TASK TO COMPLETE:
In the listing, take the lines from the one with "- legend-swatch: [489, 122, 499, 132]" up to and including the one with "- series-top-segment: [364, 181, 416, 308]", and write them out again with "y-tick-label" changed to "y-axis-tick" and everything else left the same.

___ DATASET RECORDS

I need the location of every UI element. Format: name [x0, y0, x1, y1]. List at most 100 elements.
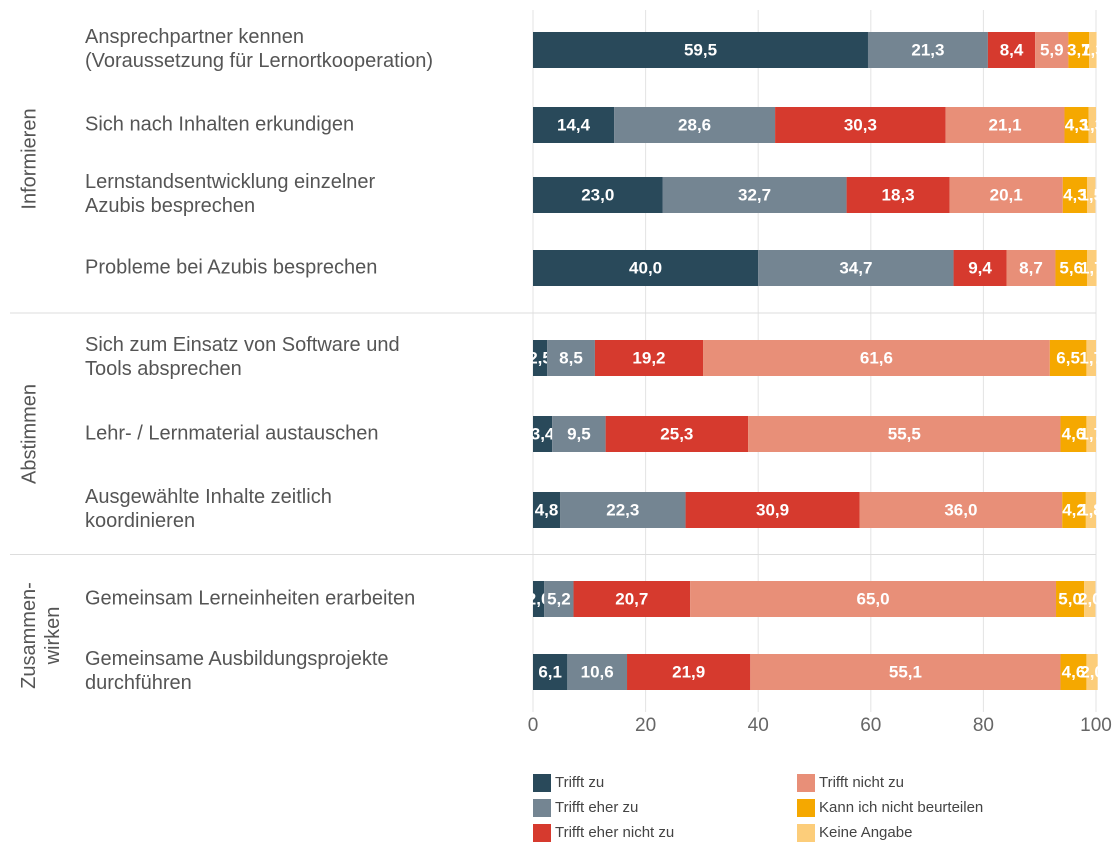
value-label: 4,8	[535, 500, 559, 519]
bar-segment	[690, 581, 1057, 617]
bar-segment	[685, 492, 860, 528]
value-label: 34,7	[839, 258, 872, 277]
value-label: 55,5	[888, 424, 921, 443]
bar-segment	[1088, 107, 1096, 143]
value-label: 2,5	[528, 348, 552, 367]
legend-swatch	[533, 799, 551, 817]
value-label: 28,6	[678, 115, 711, 134]
category-label: Probleme bei Azubis besprechen	[85, 256, 377, 278]
bar-segment	[859, 492, 1063, 528]
bar-segment	[1085, 492, 1096, 528]
value-label: 21,3	[911, 40, 944, 59]
value-label: 1,7	[1079, 424, 1103, 443]
value-label: 4,6	[1062, 424, 1086, 443]
x-tick-label: 20	[635, 715, 656, 736]
bar-segment	[1086, 654, 1098, 690]
bar-segment	[533, 340, 548, 376]
bar-segment	[758, 250, 954, 286]
value-label: 5,2	[547, 589, 571, 608]
bar-segment	[533, 107, 615, 143]
bar-segment	[552, 416, 606, 452]
bar-segment	[1086, 177, 1096, 213]
bar-segment	[1049, 340, 1087, 376]
value-label: 9,5	[567, 424, 591, 443]
value-label: 18,3	[882, 185, 915, 204]
value-label: 2,0	[1080, 662, 1104, 681]
bar-segment	[748, 416, 1061, 452]
value-label: 3,4	[531, 424, 555, 443]
bar-segment	[533, 581, 545, 617]
bar-segment	[1060, 654, 1087, 690]
value-label: 1,7	[1079, 348, 1103, 367]
value-label: 19,2	[632, 348, 665, 367]
legend-label: Trifft zu	[555, 774, 604, 791]
bar-segment	[949, 177, 1063, 213]
value-label: 9,4	[968, 258, 992, 277]
value-label: 1,3	[1081, 115, 1105, 134]
bar-segment	[1062, 177, 1087, 213]
value-label: 2,0	[1078, 589, 1102, 608]
value-label: 21,9	[672, 662, 705, 681]
bar-segment	[1064, 107, 1089, 143]
value-label: 1,7	[1080, 258, 1104, 277]
bar-segment	[544, 581, 574, 617]
legend-swatch	[797, 824, 815, 842]
value-label: 1,8	[1079, 500, 1103, 519]
bar-segment	[1055, 250, 1087, 286]
bar-segment	[605, 416, 749, 452]
bar-segment	[703, 340, 1050, 376]
value-label: 21,1	[989, 115, 1022, 134]
bar-segment	[594, 340, 704, 376]
value-label: 8,7	[1019, 258, 1043, 277]
bar-segment	[1086, 416, 1096, 452]
legend-swatch	[797, 774, 815, 792]
group-label: Abstimmen	[18, 384, 40, 484]
value-label: 25,3	[660, 424, 693, 443]
value-label: 14,4	[557, 115, 591, 134]
legend-label: Trifft nicht zu	[819, 774, 904, 791]
bar-segment	[533, 492, 561, 528]
bar-segment	[775, 107, 946, 143]
value-label: 8,4	[1000, 40, 1024, 59]
value-label: 22,3	[606, 500, 639, 519]
legend-label: Kann ich nicht beurteilen	[819, 799, 983, 816]
category-label: Sich zum Einsatz von Software und Tools a…	[85, 334, 400, 380]
group-label: Informieren	[18, 108, 40, 209]
category-label: Ausgewählte Inhalte zeitlich koordinieren	[85, 486, 332, 532]
bar-segment	[533, 654, 568, 690]
value-label: 1,3	[1081, 40, 1105, 59]
bar-segment	[1056, 581, 1085, 617]
value-label: 55,1	[889, 662, 922, 681]
x-tick-label: 80	[973, 715, 994, 736]
bar-segment	[567, 654, 628, 690]
bar-segment	[1006, 250, 1056, 286]
value-label: 4,2	[1062, 500, 1086, 519]
value-label: 40,0	[629, 258, 662, 277]
legend-swatch	[533, 824, 551, 842]
value-label: 4,3	[1065, 115, 1089, 134]
value-label: 6,1	[538, 662, 562, 681]
value-label: 30,3	[844, 115, 877, 134]
category-label: Gemeinsam Lerneinheiten erarbeiten	[85, 587, 415, 609]
value-label: 8,5	[559, 348, 583, 367]
value-label: 10,6	[581, 662, 614, 681]
bar-segment	[1084, 581, 1096, 617]
value-label: 61,6	[860, 348, 893, 367]
bar-segment	[987, 32, 1036, 68]
legend-swatch	[533, 774, 551, 792]
value-label: 59,5	[684, 40, 717, 59]
value-label: 20,7	[615, 589, 648, 608]
bar-segment	[1060, 416, 1087, 452]
category-label: Lernstandsentwicklung einzelner Azubis be…	[85, 171, 376, 217]
value-label: 5,6	[1059, 258, 1083, 277]
bar-segment	[953, 250, 1007, 286]
bar-segment	[627, 654, 751, 690]
value-label: 36,0	[944, 500, 977, 519]
bar-segment	[533, 416, 553, 452]
value-label: 4,6	[1062, 662, 1086, 681]
value-label: 5,0	[1058, 589, 1082, 608]
value-label: 5,9	[1040, 40, 1064, 59]
bar-segment	[573, 581, 691, 617]
bar-segment	[533, 250, 759, 286]
value-label: 30,9	[756, 500, 789, 519]
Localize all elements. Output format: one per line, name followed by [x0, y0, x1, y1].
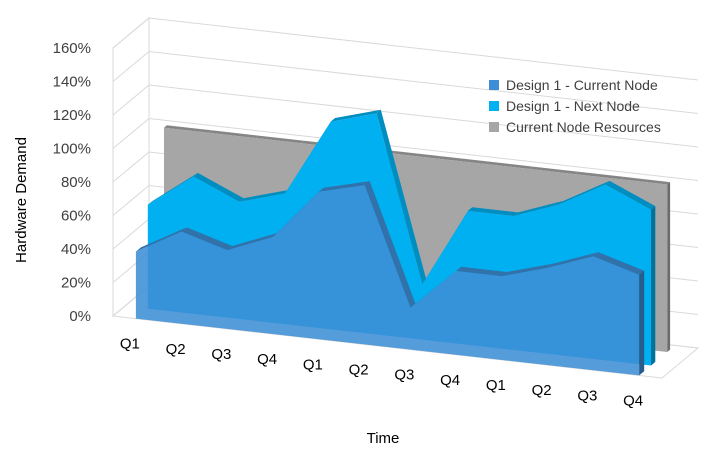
- legend-swatch: [489, 122, 499, 132]
- x-tick-label: Q1: [486, 377, 506, 394]
- y-tick-label: 120%: [53, 107, 91, 124]
- x-tick-label: Q3: [394, 367, 414, 384]
- y-tick-label: 0%: [69, 308, 91, 325]
- series-top-segment: [209, 130, 259, 138]
- y-tick-label: 160%: [53, 40, 91, 57]
- legend: Design 1 - Current Node Design 1 - Next N…: [489, 77, 661, 135]
- x-tick-labels: Q1 Q2 Q3 Q4 Q1 Q2 Q3 Q4 Q1 Q2 Q3 Q4: [120, 336, 643, 410]
- series-top-segment: [364, 181, 416, 308]
- series-top-segment: [410, 266, 462, 308]
- series-top-segment: [438, 156, 488, 164]
- series-top-segment: [501, 263, 553, 277]
- y-tick-label: 60%: [61, 208, 91, 225]
- series-top-segment: [164, 125, 213, 133]
- gridline: [112, 17, 699, 81]
- series-end-cap: [667, 182, 671, 352]
- x-tick-label: Q4: [623, 392, 643, 409]
- series-top-segment: [193, 172, 244, 202]
- series-area-0: [135, 185, 640, 376]
- y-tick-label: 20%: [61, 275, 91, 292]
- x-tick-label: Q1: [120, 336, 140, 353]
- series-top-segment: [575, 171, 625, 180]
- legend-label: Design 1 - Next Node: [506, 98, 640, 114]
- y-tick-label: 80%: [61, 174, 91, 191]
- series-top-segment: [135, 227, 187, 252]
- series-top-segment: [330, 109, 381, 122]
- x-tick-label: Q4: [257, 351, 277, 368]
- series-top-segment: [255, 135, 305, 144]
- series-top-segment: [559, 180, 610, 205]
- series-top-segment: [484, 161, 533, 169]
- series-top-segment: [147, 172, 198, 205]
- legend-swatch: [489, 101, 499, 111]
- series-top-segment: [513, 200, 564, 216]
- x-tick-label: Q1: [303, 356, 323, 373]
- series-top-segment: [547, 252, 599, 268]
- series-top-segment: [593, 252, 645, 275]
- x-tick-label: Q2: [349, 361, 369, 378]
- x-tick-label: Q4: [440, 372, 460, 389]
- series-top-segment: [456, 266, 507, 277]
- series-top-segment: [530, 166, 579, 175]
- series-top-segment: [239, 189, 290, 202]
- x-tick-label: Q2: [532, 382, 552, 399]
- gridline: [112, 84, 699, 148]
- series-top-segment: [392, 151, 442, 159]
- y-tick-label: 140%: [53, 74, 91, 91]
- legend-label: Current Node Resources: [506, 119, 661, 135]
- series-top-segment: [621, 176, 671, 185]
- series-top-segment: [376, 109, 427, 285]
- y-axis-title: Hardware Demand: [13, 137, 30, 263]
- x-axis-title: Time: [367, 430, 400, 447]
- y-tick-labels: 0% 20% 40% 60% 80% 100% 120% 140% 160%: [53, 40, 91, 325]
- series-top-segment: [468, 207, 519, 216]
- x-tick-label: Q2: [166, 341, 186, 358]
- x-tick-label: Q3: [577, 387, 597, 404]
- series-layer: [135, 109, 671, 376]
- y-tick-label: 40%: [61, 241, 91, 258]
- series-end-cap: [651, 206, 656, 366]
- series-top-segment: [605, 180, 656, 210]
- y-tick-label: 100%: [53, 141, 91, 158]
- series-top-segment: [318, 181, 370, 192]
- legend-swatch: [489, 80, 499, 90]
- series-top-segment: [227, 232, 279, 251]
- series-end-cap: [639, 270, 645, 376]
- legend-label: Design 1 - Current Node: [506, 77, 658, 93]
- gridline: [112, 50, 699, 114]
- gridline: [112, 117, 699, 181]
- x-tick-label: Q3: [211, 346, 231, 363]
- series-top-segment: [181, 227, 233, 251]
- series-0: [135, 181, 645, 376]
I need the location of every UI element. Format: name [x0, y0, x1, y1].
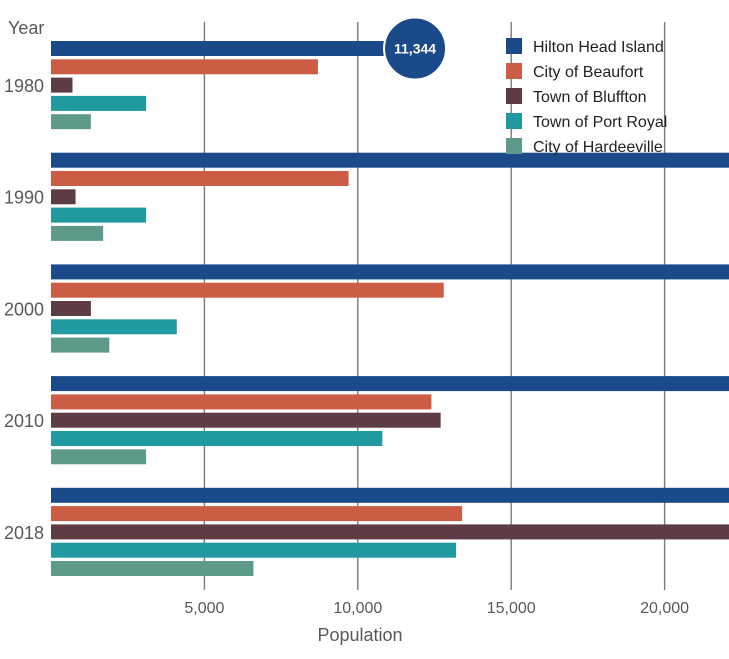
legend-label: Town of Port Royal — [533, 114, 667, 131]
year-label: 1990 — [4, 188, 44, 208]
year-label: 2000 — [4, 299, 44, 319]
bar-1990-4 — [51, 225, 104, 241]
bars — [51, 41, 729, 576]
x-axis-title: Population — [317, 625, 402, 645]
bar-1980-2 — [51, 77, 73, 93]
bar-2018-3 — [51, 542, 456, 558]
legend-swatch — [506, 38, 522, 54]
value-badge-1980 — [383, 16, 448, 81]
bar-2010-0 — [51, 376, 729, 392]
bar-1990-2 — [51, 189, 76, 205]
legend-swatch — [506, 88, 522, 104]
bar-2018-0 — [51, 487, 729, 503]
bar-1980-0 — [51, 41, 400, 56]
bar-2000-3 — [51, 319, 177, 335]
legend-label: City of Hardeeville — [533, 139, 663, 156]
year-label: 1980 — [4, 76, 44, 96]
bar-1990-0 — [51, 152, 729, 168]
bar-1990-3 — [51, 207, 147, 223]
legend-swatch — [506, 63, 522, 79]
bar-1980-4 — [51, 114, 91, 130]
bar-1990-1 — [51, 171, 349, 186]
legend-label: Town of Bluffton — [533, 89, 647, 106]
y-axis-title: Year — [8, 18, 44, 38]
bar-2018-1 — [51, 506, 463, 522]
value-badge-label: 11,344 — [394, 41, 436, 57]
bar-2010-2 — [51, 412, 441, 428]
bar-2018-4 — [51, 561, 254, 576]
value-badges: 11,34423,69433,86237,09939,639 — [383, 16, 448, 81]
bar-2010-4 — [51, 449, 147, 465]
bar-1980-3 — [51, 95, 147, 111]
bar-2010-1 — [51, 394, 432, 410]
x-tick-label: 15,000 — [487, 600, 536, 617]
axes: Year Population 5,000 10,000 15,000 20,000 2… — [4, 18, 689, 645]
bar-1980-1 — [51, 59, 318, 75]
bar-2000-4 — [51, 337, 110, 353]
bar-2010-3 — [51, 431, 383, 446]
bar-2000-2 — [51, 301, 91, 316]
year-label: 2018 — [4, 523, 44, 543]
year-label: 2010 — [4, 411, 44, 431]
gridlines — [203, 22, 666, 590]
x-tick-label: 5,000 — [184, 600, 224, 617]
legend-label: City of Beaufort — [533, 64, 644, 81]
x-tick-label: 20,000 — [640, 600, 689, 617]
legend: Hilton Head Island City of Beaufort Town o… — [506, 38, 667, 156]
legend-swatch — [506, 113, 522, 129]
bar-2018-2 — [51, 524, 729, 540]
x-tick-label: 10,000 — [333, 600, 382, 617]
legend-label: Hilton Head Island — [533, 39, 664, 56]
bar-2000-1 — [51, 282, 444, 298]
legend-swatch — [506, 138, 522, 154]
bar-2000-0 — [51, 264, 729, 280]
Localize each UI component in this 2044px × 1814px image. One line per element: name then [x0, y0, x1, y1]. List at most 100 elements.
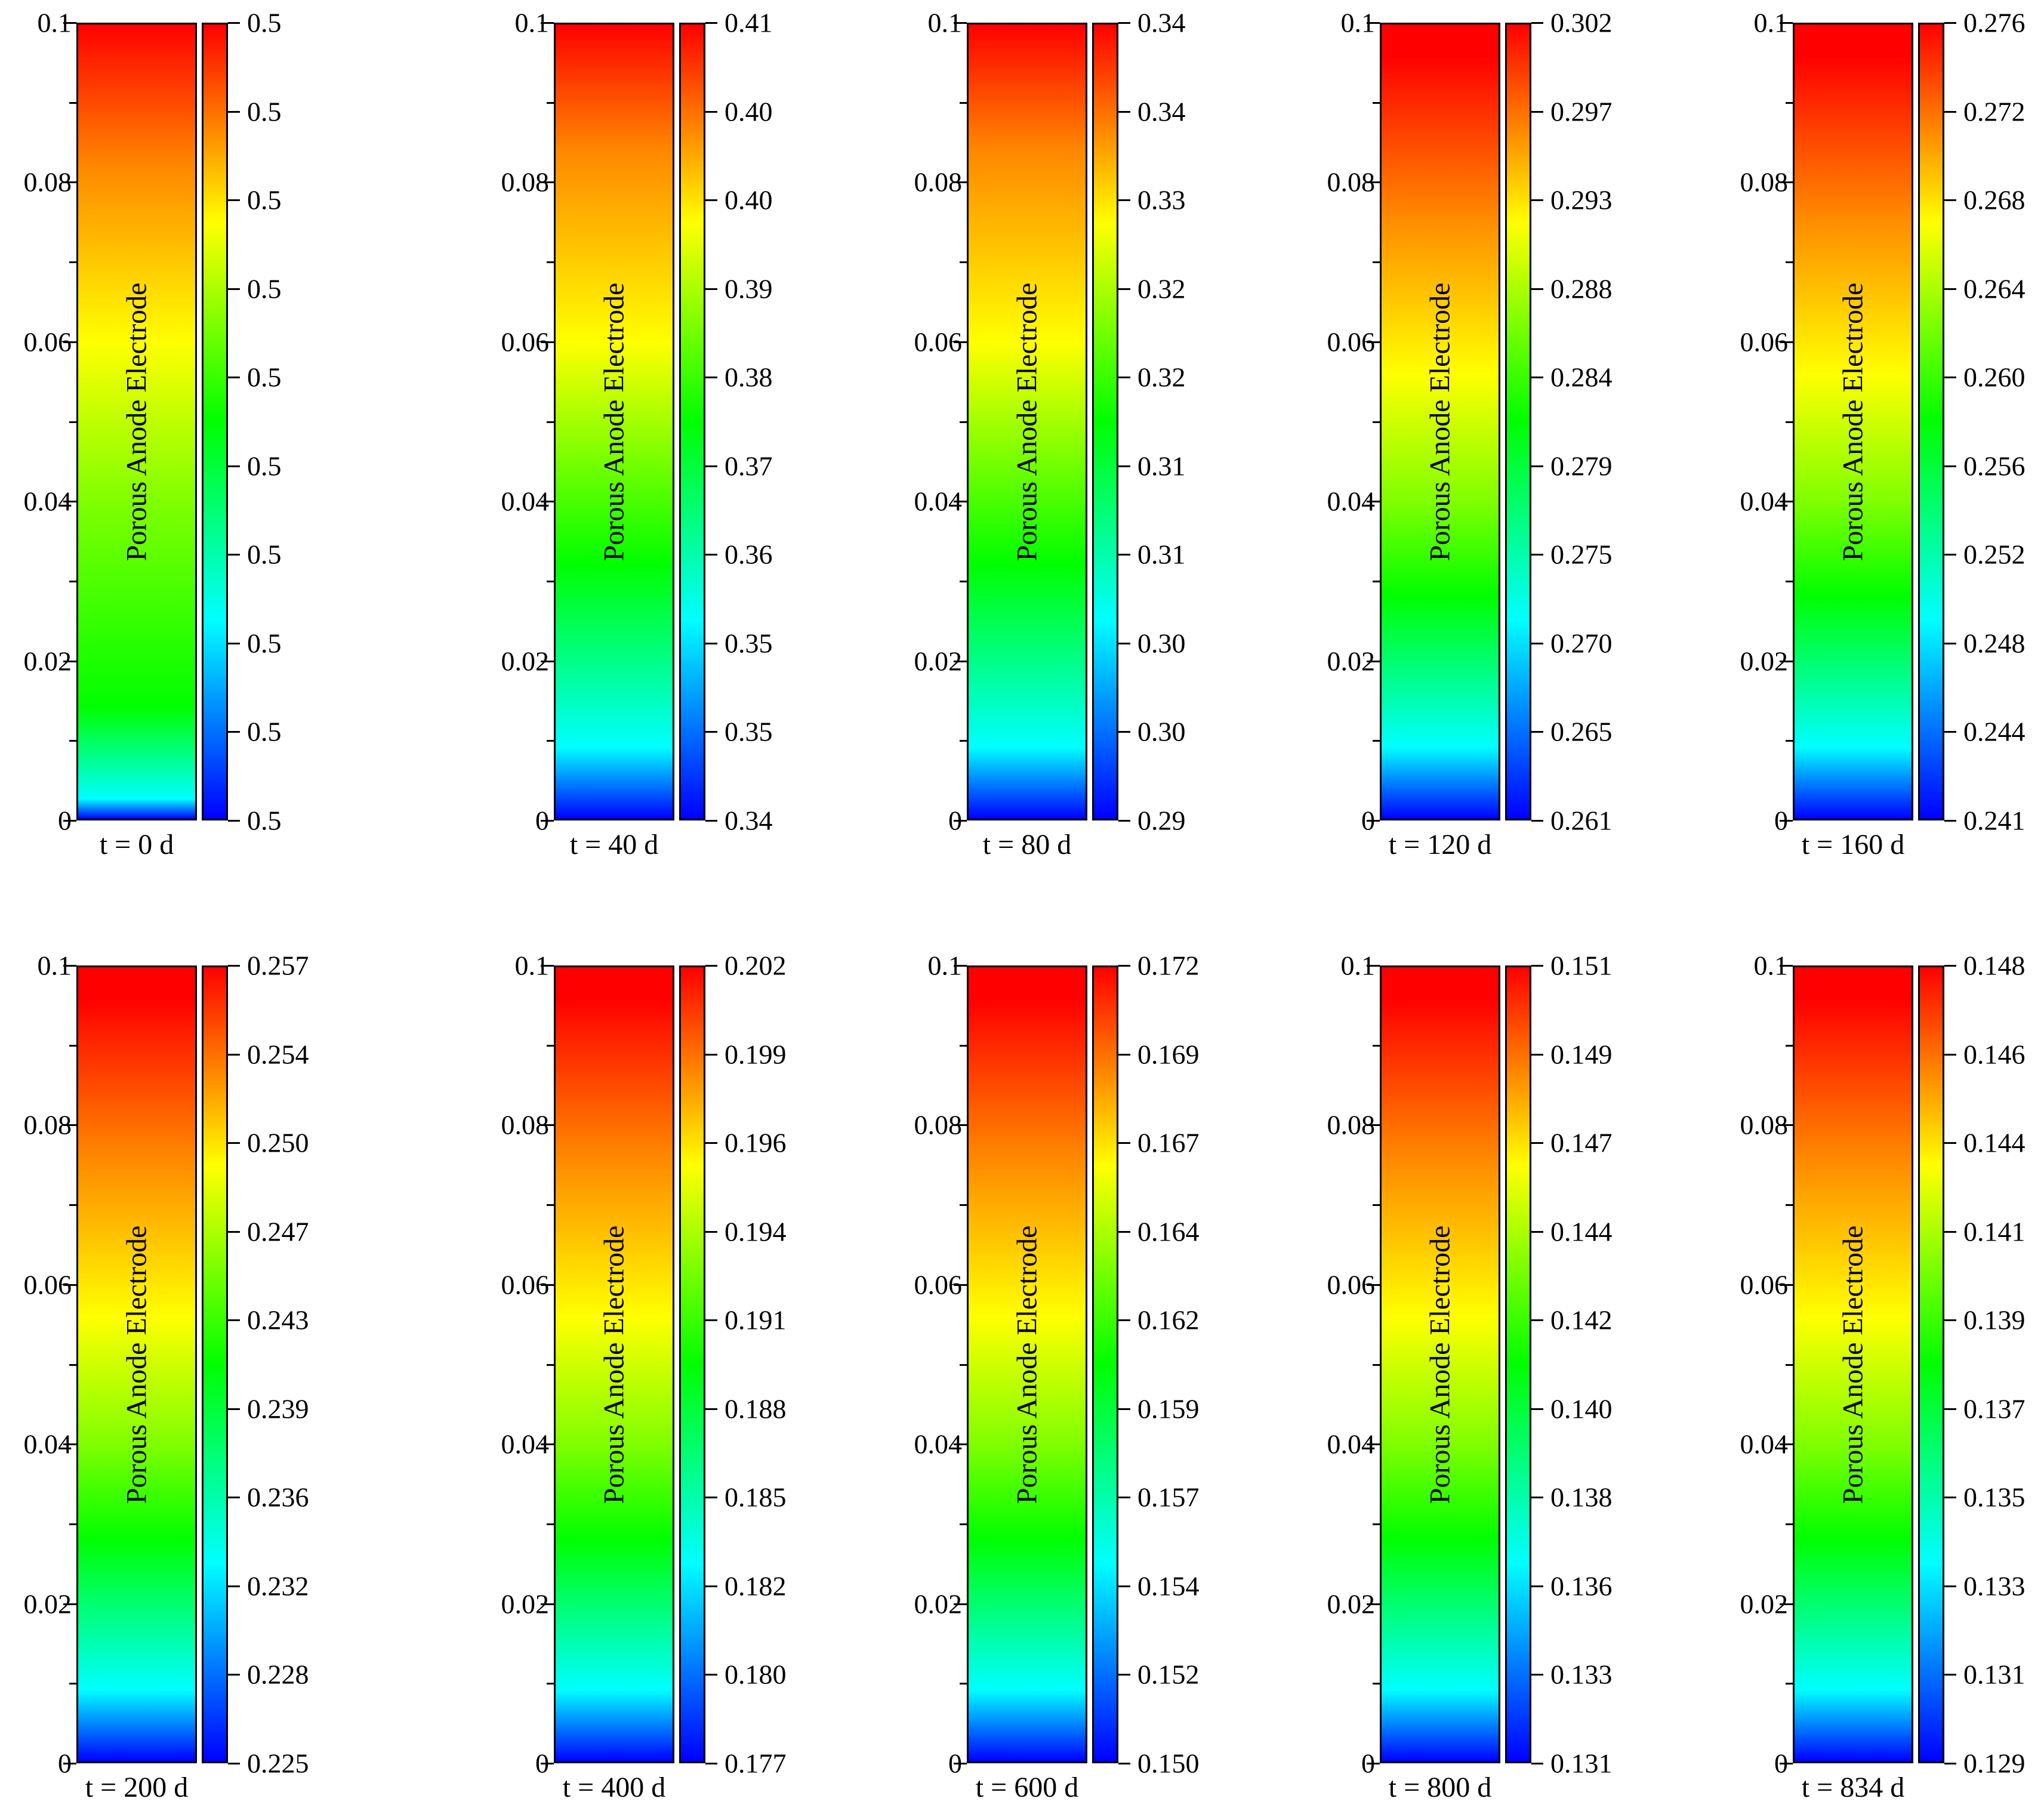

______

THE RESPONSE:
- legend-swatch: [489, 122, 499, 132]
- x-tick-label: Q1: [486, 377, 506, 394]
- y-axis-tick: 120%: [53, 107, 91, 124]
- x-tick-label: Q3: [394, 367, 414, 384]
- y-axis-tick: 0%: [69, 308, 91, 325]
- series-top-segment: [209, 130, 259, 138]
- y-axis-tick: 160%: [53, 40, 91, 57]
- legend: Design 1 - Current Node Design 1 - Next N…: [489, 77, 661, 135]
- x-tick-labels: Q1 Q2 Q3 Q4 Q1 Q2 Q3 Q4 Q1 Q2 Q3 Q4: [120, 336, 643, 410]
- series-top-segment: [364, 181, 416, 308]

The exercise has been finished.